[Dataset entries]
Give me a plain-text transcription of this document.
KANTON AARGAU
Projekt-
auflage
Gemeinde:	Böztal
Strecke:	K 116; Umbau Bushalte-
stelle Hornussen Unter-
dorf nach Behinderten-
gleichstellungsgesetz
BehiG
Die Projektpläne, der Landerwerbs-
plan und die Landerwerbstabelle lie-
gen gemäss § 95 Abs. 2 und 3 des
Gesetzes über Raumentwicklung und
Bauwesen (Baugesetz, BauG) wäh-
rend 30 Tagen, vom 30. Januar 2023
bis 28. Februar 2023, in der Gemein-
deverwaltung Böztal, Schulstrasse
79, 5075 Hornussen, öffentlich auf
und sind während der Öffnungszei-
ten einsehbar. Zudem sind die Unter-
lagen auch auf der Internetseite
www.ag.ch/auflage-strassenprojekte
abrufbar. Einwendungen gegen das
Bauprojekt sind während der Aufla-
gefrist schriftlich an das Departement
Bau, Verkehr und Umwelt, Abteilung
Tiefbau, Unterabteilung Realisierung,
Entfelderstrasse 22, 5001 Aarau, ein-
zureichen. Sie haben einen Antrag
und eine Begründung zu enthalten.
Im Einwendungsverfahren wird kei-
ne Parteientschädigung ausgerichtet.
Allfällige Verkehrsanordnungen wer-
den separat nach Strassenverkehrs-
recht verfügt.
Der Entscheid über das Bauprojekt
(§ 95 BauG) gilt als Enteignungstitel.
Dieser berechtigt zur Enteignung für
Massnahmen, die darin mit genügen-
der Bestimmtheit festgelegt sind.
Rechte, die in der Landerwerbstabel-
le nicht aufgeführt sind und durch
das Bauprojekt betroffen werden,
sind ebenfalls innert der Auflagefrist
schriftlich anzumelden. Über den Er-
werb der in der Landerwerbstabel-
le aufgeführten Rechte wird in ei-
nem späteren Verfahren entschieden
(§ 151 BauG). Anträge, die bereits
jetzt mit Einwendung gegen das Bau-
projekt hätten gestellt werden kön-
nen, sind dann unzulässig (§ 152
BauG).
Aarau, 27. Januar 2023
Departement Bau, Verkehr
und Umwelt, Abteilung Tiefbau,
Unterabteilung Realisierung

▶ PROBLEM STATEMENT: All of the records must be retyped exactly as they are.

▶ THE COMPLETED TASK:
Give me a plain-text transcription of this document.
KANTON AARGAU
Projekt-
auflage
Gemeinde:	Böztal
Strecke:	K 116; Umbau Bushalte-
stelle Hornussen Unter-
dorf nach Behinderten-
gleichstellungsgesetz
BehiG
Die Projektpläne, der Landerwerbs-
plan und die Landerwerbstabelle lie-
gen gemäss § 95 Abs. 2 und 3 des
Gesetzes über Raumentwicklung und
Bauwesen (Baugesetz, BauG) wäh-
rend 30 Tagen, vom 30. Januar 2023
bis 28. Februar 2023, in der Gemein-
deverwaltung Böztal, Schulstrasse
79, 5075 Hornussen, öffentlich auf
und sind während der Öffnungszei-
ten einsehbar. Zudem sind die Unter-
lagen auch auf der Internetseite
www.ag.ch/auflage-strassenprojekte
abrufbar. Einwendungen gegen das
Bauprojekt sind während der Aufla-
gefrist schriftlich an das Departement
Bau, Verkehr und Umwelt, Abteilung
Tiefbau, Unterabteilung Realisierung,
Entfelderstrasse 22, 5001 Aarau, ein-
zureichen. Sie haben einen Antrag
und eine Begründung zu enthalten.
Im Einwendungsverfahren wird kei-
ne Parteientschädigung ausgerichtet.
Allfällige Verkehrsanordnungen wer-
den separat nach Strassenverkehrs-
recht verfügt.
Der Entscheid über das Bauprojekt
(§ 95 BauG) gilt als Enteignungstitel.
Dieser berechtigt zur Enteignung für
Massnahmen, die darin mit genügen-
der Bestimmtheit festgelegt sind.
Rechte, die in der Landerwerbstabel-
le nicht aufgeführt sind und durch
das Bauprojekt betroffen werden,
sind ebenfalls innert der Auflagefrist
schriftlich anzumelden. Über den Er-
werb der in der Landerwerbstabel-
le aufgeführten Rechte wird in ei-
nem späteren Verfahren entschieden
(§ 151 BauG). Anträge, die bereits
jetzt mit Einwendung gegen das Bau-
projekt hätten gestellt werden kön-
nen, sind dann unzulässig (§ 152
BauG).
Aarau, 27. Januar 2023
Departement Bau, Verkehr
und Umwelt, Abteilung Tiefbau,
Unterabteilung Realisierung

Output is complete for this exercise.